# Exercise details
Scan the data. Collect each line that contains the word "hacienda".

##### Record list #####

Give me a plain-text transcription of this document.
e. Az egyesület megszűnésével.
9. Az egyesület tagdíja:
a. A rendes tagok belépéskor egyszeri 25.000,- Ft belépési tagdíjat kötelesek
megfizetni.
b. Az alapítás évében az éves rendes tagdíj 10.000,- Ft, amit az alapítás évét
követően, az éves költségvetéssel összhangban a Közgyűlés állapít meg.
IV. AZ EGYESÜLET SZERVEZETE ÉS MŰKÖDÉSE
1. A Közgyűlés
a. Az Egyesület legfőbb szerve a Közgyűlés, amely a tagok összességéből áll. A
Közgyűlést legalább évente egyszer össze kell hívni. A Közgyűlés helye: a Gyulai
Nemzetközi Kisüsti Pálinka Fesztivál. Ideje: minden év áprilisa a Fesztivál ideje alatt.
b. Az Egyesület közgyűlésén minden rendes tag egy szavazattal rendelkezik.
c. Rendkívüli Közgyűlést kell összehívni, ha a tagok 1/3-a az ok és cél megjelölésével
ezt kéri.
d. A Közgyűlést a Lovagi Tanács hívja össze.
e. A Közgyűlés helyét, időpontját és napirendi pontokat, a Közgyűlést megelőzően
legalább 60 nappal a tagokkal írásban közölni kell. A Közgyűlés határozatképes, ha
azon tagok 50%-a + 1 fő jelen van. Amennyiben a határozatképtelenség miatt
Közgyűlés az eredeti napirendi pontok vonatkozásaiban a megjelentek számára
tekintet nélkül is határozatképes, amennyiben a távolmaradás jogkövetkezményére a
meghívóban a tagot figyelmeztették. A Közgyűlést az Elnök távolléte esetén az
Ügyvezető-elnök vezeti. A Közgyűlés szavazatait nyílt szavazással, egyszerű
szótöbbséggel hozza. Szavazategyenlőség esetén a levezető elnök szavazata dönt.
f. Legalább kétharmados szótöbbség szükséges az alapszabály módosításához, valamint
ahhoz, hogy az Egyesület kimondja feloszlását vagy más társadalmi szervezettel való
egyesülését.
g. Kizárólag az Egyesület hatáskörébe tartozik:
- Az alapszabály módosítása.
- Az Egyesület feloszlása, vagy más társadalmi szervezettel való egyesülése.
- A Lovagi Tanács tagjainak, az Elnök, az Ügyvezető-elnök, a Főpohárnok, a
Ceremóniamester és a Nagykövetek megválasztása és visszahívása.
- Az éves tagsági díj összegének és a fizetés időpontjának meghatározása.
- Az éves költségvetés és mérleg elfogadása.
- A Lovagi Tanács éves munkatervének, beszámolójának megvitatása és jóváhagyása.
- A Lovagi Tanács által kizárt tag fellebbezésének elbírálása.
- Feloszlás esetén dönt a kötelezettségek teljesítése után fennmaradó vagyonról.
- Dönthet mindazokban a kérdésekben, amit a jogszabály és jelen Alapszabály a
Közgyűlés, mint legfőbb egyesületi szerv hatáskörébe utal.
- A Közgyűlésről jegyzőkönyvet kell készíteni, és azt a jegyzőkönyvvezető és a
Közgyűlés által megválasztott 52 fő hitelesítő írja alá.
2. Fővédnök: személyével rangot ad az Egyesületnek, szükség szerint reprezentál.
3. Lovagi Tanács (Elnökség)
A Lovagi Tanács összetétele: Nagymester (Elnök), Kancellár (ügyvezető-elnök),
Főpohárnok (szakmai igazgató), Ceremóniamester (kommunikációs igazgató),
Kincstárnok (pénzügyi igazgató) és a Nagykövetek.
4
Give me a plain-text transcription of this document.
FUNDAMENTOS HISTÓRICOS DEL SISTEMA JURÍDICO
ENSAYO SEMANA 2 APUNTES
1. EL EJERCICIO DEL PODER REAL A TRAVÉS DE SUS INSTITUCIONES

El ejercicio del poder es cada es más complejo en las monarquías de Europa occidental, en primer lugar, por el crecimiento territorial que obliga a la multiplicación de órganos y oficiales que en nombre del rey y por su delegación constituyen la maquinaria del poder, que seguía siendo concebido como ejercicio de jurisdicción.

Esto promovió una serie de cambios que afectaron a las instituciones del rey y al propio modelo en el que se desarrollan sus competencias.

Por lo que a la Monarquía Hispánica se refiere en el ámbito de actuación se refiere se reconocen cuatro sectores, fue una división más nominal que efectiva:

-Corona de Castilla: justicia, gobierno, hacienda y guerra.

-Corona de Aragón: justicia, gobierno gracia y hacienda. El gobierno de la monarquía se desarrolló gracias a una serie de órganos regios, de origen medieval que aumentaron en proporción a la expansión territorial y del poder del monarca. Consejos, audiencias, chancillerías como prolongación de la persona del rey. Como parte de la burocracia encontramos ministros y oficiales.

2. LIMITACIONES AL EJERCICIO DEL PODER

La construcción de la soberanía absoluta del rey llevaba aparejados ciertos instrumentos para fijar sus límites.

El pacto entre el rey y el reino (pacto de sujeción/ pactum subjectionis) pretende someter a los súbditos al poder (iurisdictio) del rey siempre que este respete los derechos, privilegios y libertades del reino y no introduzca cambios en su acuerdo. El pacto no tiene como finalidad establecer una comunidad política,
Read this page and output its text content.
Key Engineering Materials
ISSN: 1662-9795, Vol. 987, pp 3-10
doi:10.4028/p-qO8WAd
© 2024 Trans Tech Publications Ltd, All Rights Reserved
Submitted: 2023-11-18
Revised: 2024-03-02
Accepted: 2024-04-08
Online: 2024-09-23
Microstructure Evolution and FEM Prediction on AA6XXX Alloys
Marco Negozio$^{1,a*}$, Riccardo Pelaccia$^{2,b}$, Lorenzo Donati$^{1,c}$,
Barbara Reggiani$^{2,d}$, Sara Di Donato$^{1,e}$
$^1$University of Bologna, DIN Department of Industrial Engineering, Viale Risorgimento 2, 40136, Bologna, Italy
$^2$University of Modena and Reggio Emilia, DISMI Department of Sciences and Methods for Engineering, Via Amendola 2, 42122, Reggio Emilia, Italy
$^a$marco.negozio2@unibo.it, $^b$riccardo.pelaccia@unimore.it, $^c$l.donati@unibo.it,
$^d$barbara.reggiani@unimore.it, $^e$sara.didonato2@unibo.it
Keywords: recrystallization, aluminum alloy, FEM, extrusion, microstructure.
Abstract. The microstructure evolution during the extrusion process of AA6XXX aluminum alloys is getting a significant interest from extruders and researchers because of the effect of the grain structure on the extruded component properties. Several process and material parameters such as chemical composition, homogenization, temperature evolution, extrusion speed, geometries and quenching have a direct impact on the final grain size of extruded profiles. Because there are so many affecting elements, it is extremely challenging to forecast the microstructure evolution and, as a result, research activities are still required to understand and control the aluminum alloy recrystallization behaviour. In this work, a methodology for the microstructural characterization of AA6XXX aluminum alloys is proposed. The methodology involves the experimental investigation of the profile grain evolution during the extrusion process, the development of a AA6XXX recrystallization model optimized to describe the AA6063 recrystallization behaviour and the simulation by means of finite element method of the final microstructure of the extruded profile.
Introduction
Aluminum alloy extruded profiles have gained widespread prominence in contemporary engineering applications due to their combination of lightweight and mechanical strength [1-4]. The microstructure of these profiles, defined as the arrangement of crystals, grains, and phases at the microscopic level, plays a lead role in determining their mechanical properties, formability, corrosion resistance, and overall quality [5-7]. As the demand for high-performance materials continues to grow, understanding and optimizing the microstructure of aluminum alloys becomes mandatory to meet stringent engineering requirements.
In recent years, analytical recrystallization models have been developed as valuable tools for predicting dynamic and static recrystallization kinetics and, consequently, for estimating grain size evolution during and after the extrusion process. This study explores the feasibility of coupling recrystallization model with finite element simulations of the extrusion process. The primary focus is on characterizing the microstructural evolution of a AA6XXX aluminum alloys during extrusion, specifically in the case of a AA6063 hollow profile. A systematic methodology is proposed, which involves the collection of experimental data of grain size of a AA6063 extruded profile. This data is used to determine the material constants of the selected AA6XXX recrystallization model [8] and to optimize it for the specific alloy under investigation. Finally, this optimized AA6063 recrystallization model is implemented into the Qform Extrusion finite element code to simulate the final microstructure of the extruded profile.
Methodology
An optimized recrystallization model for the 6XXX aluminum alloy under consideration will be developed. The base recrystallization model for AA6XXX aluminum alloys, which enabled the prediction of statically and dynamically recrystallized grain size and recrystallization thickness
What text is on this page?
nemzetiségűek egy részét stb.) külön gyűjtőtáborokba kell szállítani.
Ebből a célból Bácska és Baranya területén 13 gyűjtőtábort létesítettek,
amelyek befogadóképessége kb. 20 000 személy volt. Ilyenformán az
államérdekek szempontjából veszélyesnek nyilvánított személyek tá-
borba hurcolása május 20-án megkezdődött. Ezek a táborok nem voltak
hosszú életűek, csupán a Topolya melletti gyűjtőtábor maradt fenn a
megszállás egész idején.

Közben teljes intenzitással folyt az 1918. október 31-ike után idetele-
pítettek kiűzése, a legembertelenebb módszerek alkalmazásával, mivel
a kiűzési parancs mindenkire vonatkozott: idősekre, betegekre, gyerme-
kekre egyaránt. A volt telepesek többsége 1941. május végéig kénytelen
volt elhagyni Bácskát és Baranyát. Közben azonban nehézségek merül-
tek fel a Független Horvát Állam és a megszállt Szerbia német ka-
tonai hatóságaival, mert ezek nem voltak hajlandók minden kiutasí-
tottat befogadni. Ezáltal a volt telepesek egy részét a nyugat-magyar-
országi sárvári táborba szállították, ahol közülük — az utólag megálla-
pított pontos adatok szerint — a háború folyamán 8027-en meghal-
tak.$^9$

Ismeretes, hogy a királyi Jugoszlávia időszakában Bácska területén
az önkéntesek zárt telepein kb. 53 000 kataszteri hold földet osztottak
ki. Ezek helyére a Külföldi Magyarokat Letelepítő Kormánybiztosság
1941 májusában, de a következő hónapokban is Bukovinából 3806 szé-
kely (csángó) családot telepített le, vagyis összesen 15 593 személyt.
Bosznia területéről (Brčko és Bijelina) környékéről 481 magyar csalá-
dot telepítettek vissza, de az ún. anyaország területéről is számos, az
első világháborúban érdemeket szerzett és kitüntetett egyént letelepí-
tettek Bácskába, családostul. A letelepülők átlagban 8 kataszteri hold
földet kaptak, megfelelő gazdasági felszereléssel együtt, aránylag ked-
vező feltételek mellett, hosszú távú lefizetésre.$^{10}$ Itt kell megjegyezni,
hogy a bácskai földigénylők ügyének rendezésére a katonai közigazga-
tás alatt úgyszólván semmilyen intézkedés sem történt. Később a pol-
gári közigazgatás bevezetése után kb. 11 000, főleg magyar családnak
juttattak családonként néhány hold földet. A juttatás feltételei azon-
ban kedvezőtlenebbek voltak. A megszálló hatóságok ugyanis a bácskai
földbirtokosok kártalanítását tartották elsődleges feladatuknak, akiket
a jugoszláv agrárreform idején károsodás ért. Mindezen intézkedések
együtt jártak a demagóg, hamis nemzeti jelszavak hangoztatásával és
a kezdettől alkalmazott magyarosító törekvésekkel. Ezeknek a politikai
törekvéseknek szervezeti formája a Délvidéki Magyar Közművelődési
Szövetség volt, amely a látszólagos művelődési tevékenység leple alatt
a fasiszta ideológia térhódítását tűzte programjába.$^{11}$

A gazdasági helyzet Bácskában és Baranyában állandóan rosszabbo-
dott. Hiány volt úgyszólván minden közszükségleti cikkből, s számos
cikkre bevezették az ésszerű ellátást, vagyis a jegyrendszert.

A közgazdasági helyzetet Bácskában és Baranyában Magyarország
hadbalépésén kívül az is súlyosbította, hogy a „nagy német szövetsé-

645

#####

# Output for this task
-Corona de Castilla: justicia, gobierno, hacienda y guerra.
-Corona de Aragón: justicia, gobierno gracia y hacienda. El gobierno de la monarquía se desarrolló gracias a una serie de órganos regios, de origen medieval que aumentaron en proporción a la expansión territorial y del poder del monarca. Consejos, audiencias, chancillerías como prolongación de la persona del rey. Como parte de la burocracia encontramos ministros y oficiales.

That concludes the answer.